### Consegna
Continua l'intervista su Gaza e sul Rapporto Goldstone, riprendendo subito dopo l'ultima riga mostrata.

===== Testo riportato =====

R. – La situazione è molto confusa, perché negli ultimi giorni c’è stato un forte scambio di ostilità tra Gaza e Israele. La situazione è preoccupante sia da un punto di vista militare generale, sia da un punto di vista politico, perché c’è in questo momento una fortissima tensione tra Hamas e l’Olp, che controlla invece il West Bank in vista delle elezioni palestinesi. Inoltre su Gaza c’è una sorda guerra diplomatica a causa delle conseguenze, che Israele considera nefaste, del Rapporto Goldstone che accusava Israele di aver deliberatamente avuto come obiettivo i civili di Gaza durante l’“Operazione Piombo Fuso”. Pochi giorni fa il giudice ha parzialmente ritrattato parte del suo rapporto, dicendo che l’obiettivo dei civili non era “politica deliberata” dell’“Operazione Piombo Fuso”.
D. – Quali effetti potrebbe avere questa parziale modifica del Rapporto Goldstone?
R. – Lo Stato di Israele sarebbe assolto dall’accusa di aver provocato uno spropositato numero di vittime civili durante la guerra di Gaza di due anni fa e che, quindi, lo Stato ebraico si sentirebbe più libero di rispondere ad eventuali azioni di Hamas o della Jihad islamica di Gaza, come ci sono state, senza doversi difendere preventivamente sul piano diplomatico.
D. - Il fatto che in questo momento la vicenda mediorientale sia una partita soltanto tra Israele e Hamas tiene lontana la comunità internazionale dall’impegnarsi in una mediazione più efficace?

===== Materiale raccolto =====

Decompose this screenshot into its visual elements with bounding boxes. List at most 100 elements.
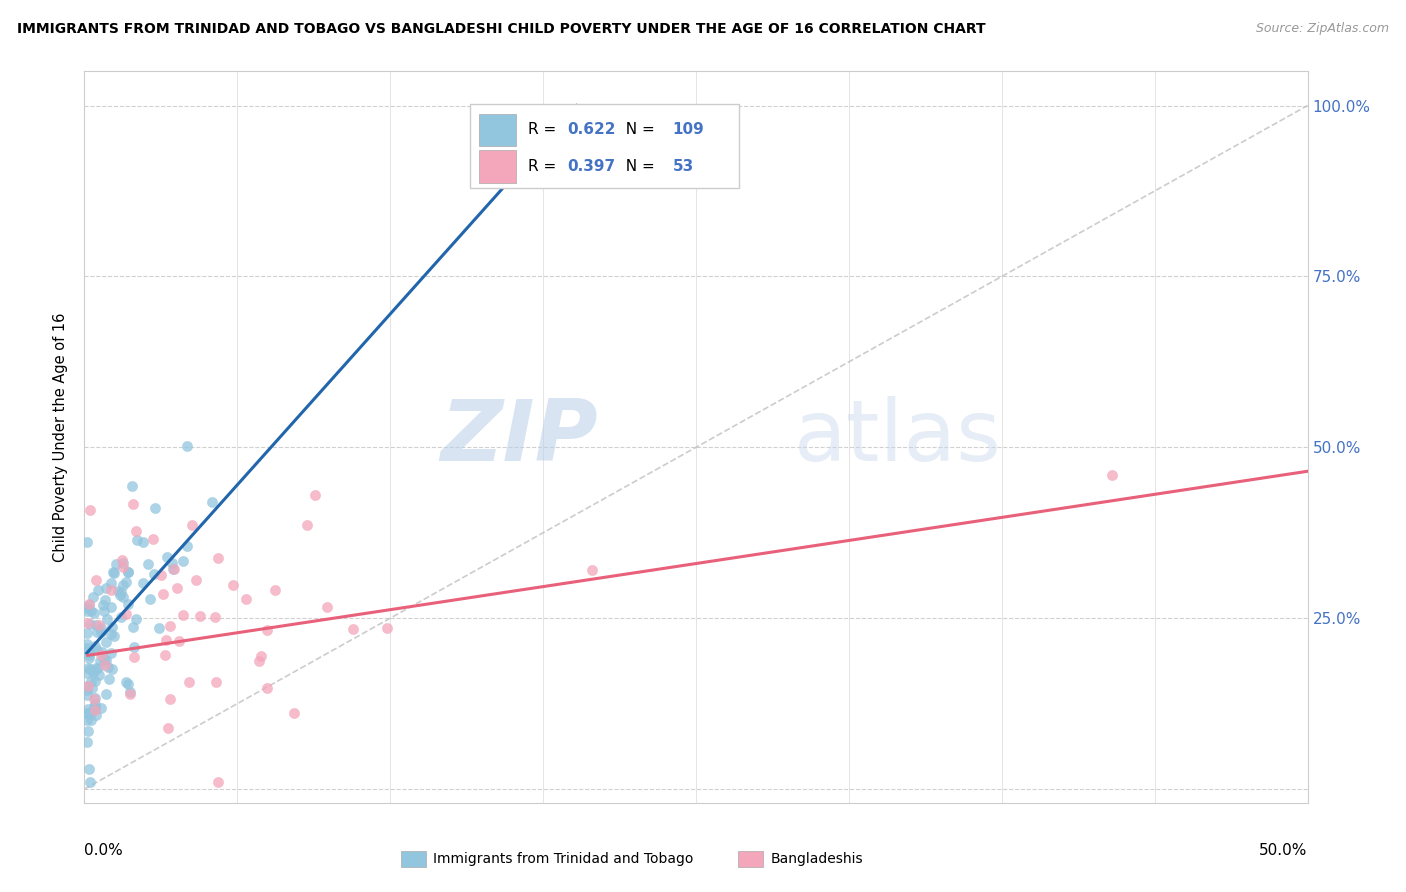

=====

### Risposta
R. – La Comunità internazionale, in questo momento, non può mediare efficacemente perchè non c’è in questo momento un referente palestinese unico e neanche legittimato: sia il Parlamento palestinese, sia il presidente Abu Mazen sono “scaduti” da un anno o addirittura due anni. Bisogna allora aspettare le prossime elezioni – che dovrebbero essere a settembre – per aver un interlocutore palestinesi o, forse, due.
D. – La situazione siriana e i rivolgimenti contro il regime di Damasco possono in qualche modo influire?
R. – Moltissimo. Israele – tutto sommato – fa il 'tifo' per l’attuale regime siriano, perché teme che una nuova Siria possa rimettere in discussione la questione libanese, che è già fluida di suo, e quindi rafforzare in qualche modo hezbollah, in Libano. Questo Paese viene visto da Israele come collegato ad Hamas, nella Striscia di Gaza. L’instabilità della Siria è un gravissimo problema per Israele anche perché minaccia direttamente un altro Paese, la Giordania, che già di per sé ha un equilibrio assai precario. (mg)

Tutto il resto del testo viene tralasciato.